-- Begin --

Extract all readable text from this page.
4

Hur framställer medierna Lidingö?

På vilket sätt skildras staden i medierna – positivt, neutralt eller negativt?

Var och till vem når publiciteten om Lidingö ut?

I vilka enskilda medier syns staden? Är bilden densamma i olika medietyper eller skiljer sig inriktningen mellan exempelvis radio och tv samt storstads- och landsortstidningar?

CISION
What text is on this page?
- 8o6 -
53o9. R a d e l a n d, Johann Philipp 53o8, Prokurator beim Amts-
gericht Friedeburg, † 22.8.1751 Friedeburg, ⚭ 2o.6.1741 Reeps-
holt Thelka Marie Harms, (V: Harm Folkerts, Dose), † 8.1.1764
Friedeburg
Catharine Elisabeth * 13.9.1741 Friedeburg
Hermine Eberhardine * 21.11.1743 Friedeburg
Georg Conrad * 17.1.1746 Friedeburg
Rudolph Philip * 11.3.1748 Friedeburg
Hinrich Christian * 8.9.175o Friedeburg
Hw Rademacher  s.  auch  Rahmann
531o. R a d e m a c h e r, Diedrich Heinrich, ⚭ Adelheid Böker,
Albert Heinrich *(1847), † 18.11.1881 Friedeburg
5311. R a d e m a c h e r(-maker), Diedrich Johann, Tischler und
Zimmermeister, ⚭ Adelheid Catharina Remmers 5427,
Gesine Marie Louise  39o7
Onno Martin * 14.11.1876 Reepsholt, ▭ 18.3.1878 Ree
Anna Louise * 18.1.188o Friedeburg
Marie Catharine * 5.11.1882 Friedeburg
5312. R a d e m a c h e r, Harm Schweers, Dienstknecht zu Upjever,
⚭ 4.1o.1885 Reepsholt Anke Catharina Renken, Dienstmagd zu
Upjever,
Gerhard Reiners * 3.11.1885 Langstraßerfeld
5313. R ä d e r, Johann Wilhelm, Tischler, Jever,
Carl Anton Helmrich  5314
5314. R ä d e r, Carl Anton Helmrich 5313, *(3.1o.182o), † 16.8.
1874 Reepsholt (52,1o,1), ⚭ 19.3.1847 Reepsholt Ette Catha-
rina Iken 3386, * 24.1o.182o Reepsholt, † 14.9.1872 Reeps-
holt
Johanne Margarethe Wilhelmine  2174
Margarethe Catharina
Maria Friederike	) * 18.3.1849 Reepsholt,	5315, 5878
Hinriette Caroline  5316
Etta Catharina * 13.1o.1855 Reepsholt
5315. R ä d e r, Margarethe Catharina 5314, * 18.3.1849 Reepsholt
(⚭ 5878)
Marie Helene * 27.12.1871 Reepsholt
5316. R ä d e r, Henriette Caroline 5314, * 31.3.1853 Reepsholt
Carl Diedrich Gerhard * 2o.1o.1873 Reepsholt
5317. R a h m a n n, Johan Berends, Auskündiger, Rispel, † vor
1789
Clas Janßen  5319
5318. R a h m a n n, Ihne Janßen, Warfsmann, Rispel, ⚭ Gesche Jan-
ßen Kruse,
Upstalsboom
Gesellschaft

-- End --

GIVEN REQUEST:
For the listing above, identify each line bearing "this".

THE RESPONSE:
Extract all readable text from this page.
What text is on this page?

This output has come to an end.